WHAT TO DO: Gather all lines in the entries below that include the word "text".

Stored items from a collection
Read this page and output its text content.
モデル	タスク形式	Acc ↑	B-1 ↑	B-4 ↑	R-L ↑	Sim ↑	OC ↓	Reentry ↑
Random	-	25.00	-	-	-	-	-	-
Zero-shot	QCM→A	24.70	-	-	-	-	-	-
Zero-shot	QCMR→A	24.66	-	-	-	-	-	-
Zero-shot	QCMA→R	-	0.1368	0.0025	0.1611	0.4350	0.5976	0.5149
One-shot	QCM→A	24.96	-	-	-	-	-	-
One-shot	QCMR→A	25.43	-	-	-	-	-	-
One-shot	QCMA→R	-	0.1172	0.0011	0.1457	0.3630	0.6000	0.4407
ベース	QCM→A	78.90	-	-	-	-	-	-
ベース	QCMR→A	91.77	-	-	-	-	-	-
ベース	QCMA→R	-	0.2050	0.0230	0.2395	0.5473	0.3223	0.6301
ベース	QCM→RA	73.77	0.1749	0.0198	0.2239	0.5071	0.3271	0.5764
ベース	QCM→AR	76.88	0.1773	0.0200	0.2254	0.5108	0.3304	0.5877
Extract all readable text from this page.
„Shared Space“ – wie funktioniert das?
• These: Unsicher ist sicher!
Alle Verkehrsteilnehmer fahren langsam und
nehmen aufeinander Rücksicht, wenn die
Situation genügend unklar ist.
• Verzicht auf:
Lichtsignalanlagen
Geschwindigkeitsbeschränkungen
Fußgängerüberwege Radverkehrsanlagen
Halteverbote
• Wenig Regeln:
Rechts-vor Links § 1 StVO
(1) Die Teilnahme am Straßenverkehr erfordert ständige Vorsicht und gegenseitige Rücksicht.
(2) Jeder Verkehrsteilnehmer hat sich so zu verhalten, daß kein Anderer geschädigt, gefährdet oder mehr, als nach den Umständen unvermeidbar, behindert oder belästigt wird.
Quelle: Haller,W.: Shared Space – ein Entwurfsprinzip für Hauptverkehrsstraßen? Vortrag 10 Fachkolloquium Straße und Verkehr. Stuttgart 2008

WRITTEN ANSWER:
Read this page and output its text content.
Extract all readable text from this page.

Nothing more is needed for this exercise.